EXERCISE DESCRIPTION:
Track down each line that has the word "学生阅读" and copy it.

[Data excerpts]
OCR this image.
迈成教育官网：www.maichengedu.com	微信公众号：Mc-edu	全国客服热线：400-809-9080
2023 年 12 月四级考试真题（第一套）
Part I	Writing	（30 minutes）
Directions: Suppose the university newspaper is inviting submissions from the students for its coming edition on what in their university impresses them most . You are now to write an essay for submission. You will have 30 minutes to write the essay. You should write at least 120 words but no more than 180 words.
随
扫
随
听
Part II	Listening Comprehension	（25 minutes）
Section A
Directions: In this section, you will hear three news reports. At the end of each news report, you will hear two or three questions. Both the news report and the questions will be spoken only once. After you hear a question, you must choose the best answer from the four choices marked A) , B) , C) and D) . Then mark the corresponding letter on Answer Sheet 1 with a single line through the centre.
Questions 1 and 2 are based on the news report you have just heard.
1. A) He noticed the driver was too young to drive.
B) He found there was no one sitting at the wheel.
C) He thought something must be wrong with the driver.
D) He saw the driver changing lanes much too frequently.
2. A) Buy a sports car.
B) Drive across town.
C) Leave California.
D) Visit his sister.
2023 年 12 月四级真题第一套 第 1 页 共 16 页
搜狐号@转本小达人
--
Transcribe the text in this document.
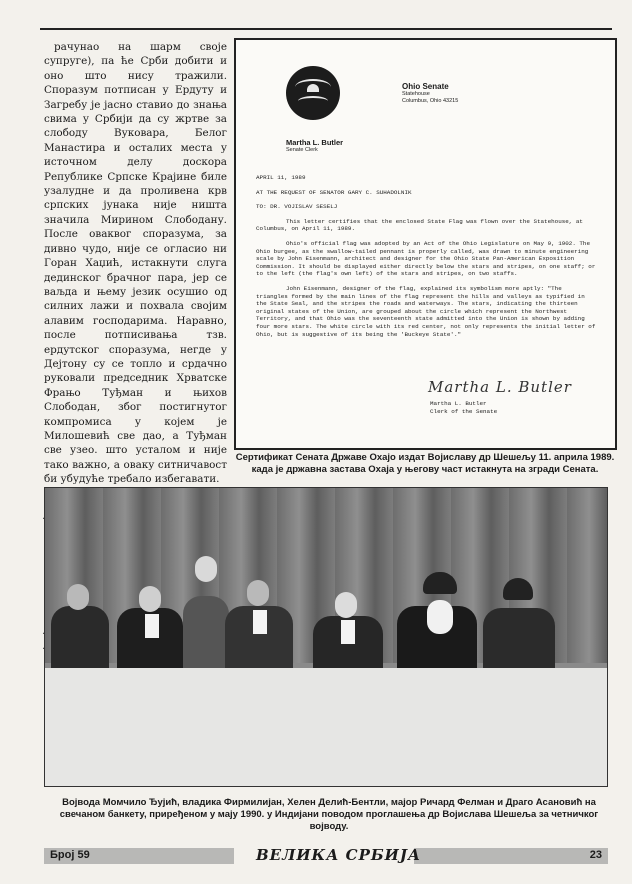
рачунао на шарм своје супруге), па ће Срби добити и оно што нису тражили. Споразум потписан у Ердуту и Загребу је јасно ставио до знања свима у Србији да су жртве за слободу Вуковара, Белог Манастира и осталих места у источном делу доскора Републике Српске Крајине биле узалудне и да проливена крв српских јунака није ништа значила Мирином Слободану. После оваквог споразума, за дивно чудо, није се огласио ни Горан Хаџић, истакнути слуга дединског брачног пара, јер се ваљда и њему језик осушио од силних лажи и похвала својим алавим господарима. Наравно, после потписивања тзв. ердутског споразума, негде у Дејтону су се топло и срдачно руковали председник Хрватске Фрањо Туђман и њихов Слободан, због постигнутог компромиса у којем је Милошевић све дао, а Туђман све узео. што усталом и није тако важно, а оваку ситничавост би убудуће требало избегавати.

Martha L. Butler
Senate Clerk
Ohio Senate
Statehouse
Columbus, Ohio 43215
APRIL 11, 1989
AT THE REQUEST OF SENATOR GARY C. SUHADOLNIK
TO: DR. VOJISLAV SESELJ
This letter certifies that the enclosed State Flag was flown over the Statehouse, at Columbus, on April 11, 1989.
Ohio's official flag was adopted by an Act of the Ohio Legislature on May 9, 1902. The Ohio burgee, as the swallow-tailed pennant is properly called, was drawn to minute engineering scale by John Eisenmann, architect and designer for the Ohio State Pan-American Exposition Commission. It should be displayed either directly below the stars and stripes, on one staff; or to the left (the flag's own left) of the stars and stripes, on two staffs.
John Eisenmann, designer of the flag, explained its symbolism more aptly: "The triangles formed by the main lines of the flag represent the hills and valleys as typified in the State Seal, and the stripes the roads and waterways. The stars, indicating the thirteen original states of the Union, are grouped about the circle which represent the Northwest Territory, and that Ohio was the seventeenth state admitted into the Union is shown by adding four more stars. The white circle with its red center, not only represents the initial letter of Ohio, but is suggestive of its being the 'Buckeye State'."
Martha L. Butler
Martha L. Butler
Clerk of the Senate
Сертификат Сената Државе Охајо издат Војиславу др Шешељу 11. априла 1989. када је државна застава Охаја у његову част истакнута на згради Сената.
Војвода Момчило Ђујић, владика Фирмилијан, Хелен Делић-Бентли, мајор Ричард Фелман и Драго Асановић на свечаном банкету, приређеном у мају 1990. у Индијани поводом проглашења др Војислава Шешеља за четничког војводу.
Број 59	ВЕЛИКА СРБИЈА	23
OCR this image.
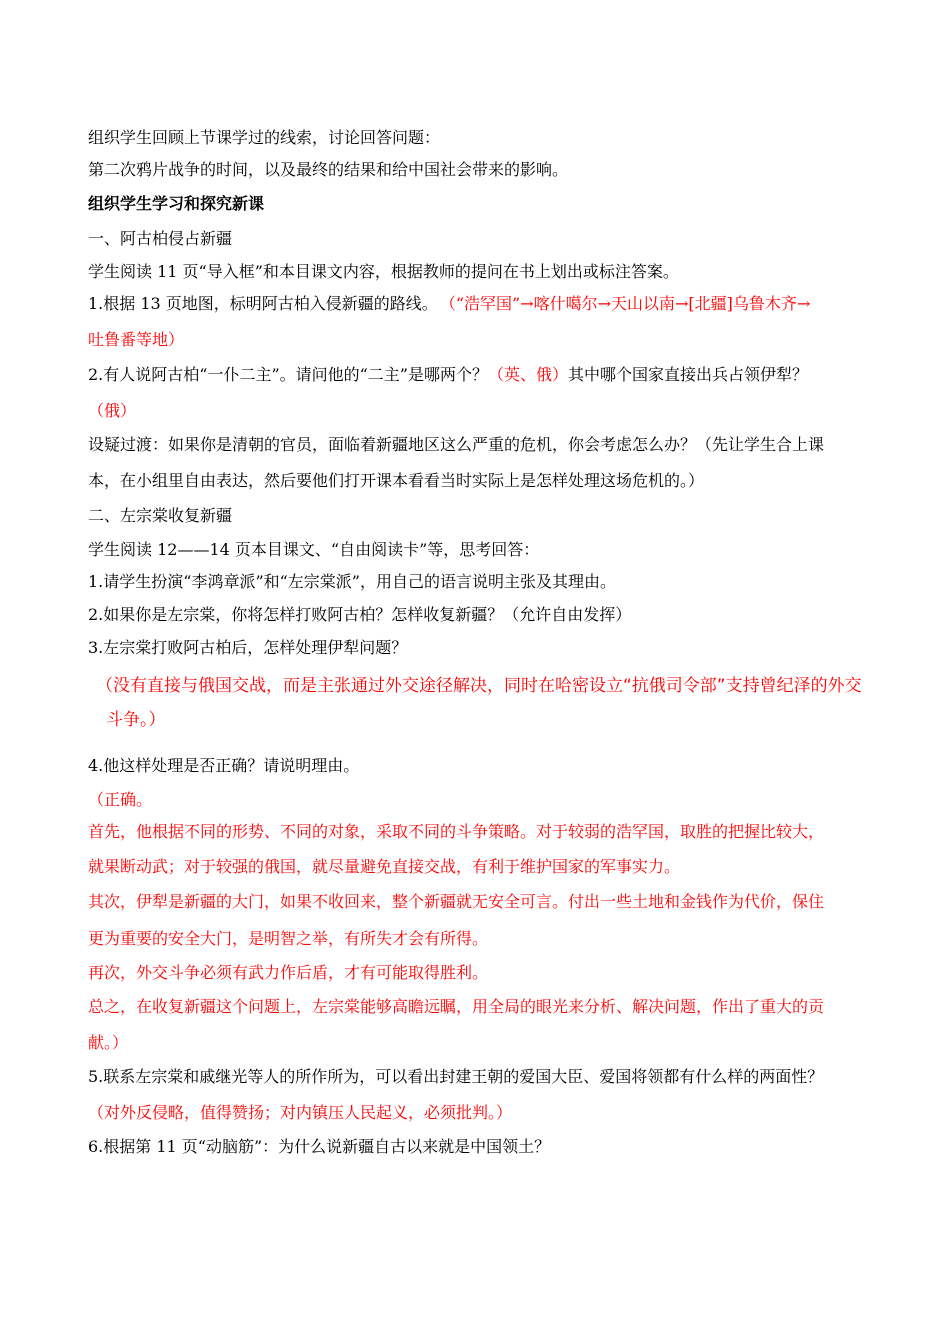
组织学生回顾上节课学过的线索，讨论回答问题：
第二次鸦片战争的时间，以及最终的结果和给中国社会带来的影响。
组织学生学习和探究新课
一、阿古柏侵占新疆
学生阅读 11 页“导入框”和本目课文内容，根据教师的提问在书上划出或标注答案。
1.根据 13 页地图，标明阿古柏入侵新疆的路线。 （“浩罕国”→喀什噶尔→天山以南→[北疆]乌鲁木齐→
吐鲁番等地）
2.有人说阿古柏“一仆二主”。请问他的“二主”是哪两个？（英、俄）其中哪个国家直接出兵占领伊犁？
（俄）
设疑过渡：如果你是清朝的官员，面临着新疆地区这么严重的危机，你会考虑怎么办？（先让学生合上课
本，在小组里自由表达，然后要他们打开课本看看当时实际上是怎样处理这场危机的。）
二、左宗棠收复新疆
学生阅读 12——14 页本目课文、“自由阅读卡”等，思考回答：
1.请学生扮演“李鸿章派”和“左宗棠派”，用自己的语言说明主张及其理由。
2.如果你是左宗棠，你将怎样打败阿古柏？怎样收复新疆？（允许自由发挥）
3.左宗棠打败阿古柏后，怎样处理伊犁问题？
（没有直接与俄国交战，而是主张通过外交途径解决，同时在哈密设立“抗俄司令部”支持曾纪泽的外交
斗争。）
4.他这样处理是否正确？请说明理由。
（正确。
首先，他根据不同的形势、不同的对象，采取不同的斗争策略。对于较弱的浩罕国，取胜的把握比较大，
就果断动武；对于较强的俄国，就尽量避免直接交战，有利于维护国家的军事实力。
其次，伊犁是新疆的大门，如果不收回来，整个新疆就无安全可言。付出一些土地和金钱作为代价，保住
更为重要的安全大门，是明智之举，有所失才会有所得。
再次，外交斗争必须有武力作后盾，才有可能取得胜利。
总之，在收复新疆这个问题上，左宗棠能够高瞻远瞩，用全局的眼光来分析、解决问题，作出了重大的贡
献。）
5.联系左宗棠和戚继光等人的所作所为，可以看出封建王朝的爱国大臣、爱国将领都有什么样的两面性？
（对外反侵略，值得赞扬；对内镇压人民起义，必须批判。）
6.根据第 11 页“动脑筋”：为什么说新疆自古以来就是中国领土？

PROBLEM SOLUTION:
学生阅读 11 页“导入框”和本目课文内容，根据教师的提问在书上划出或标注答案。
学生阅读 12——14 页本目课文、“自由阅读卡”等，思考回答：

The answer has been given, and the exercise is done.